Stored records:
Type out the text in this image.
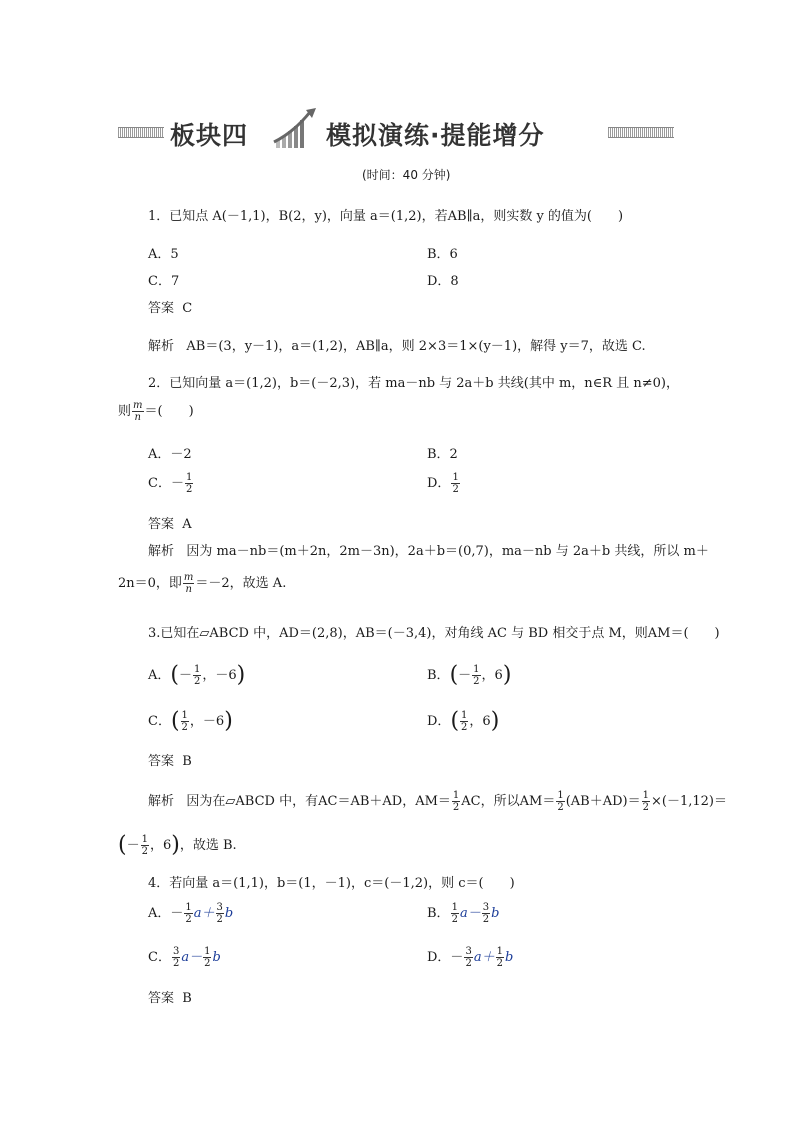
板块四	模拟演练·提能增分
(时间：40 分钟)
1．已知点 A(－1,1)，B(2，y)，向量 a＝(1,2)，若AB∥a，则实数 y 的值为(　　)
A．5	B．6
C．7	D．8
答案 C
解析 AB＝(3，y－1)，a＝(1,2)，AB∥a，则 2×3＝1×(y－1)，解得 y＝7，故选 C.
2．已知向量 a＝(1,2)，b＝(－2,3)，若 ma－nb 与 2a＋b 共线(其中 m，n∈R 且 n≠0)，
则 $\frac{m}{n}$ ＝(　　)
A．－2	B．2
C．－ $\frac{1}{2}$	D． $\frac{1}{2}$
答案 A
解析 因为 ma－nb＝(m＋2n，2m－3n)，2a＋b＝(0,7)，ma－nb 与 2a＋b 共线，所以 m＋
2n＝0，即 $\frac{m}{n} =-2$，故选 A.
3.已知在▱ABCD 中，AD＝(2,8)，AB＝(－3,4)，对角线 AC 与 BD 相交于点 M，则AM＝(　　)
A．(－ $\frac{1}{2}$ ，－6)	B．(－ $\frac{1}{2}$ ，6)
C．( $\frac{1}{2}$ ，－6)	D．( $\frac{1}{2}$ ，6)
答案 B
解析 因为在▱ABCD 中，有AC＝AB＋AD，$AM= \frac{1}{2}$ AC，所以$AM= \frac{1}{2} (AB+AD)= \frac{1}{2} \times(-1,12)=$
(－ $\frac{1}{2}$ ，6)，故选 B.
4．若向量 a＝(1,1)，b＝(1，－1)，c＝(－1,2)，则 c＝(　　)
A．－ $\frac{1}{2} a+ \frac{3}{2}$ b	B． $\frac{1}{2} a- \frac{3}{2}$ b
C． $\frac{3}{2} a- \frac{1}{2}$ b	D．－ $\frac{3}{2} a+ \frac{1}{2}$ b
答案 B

==

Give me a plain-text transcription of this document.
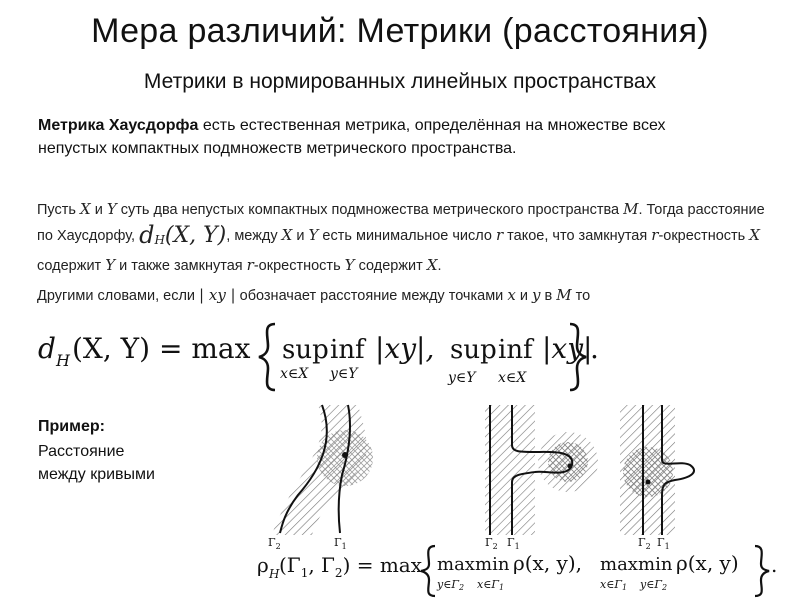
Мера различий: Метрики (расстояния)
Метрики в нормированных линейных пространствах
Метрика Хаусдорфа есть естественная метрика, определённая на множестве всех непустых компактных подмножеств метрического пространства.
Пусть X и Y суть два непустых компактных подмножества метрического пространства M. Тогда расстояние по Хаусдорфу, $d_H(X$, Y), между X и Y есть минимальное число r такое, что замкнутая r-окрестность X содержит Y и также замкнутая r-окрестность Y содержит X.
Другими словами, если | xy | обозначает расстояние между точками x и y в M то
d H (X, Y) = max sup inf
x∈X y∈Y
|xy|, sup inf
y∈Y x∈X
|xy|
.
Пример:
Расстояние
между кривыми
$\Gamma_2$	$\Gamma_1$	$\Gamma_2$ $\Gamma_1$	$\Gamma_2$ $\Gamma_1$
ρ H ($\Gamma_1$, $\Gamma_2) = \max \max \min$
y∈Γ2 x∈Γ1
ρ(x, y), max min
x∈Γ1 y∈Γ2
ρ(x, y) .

WHAT THE TASK REQUIRES: Gather from the entries above all lines that include the string "this".

OUTPUT OF THE EXERCISE:
Type out the text in this image.
Give me a plain-text transcription of this document.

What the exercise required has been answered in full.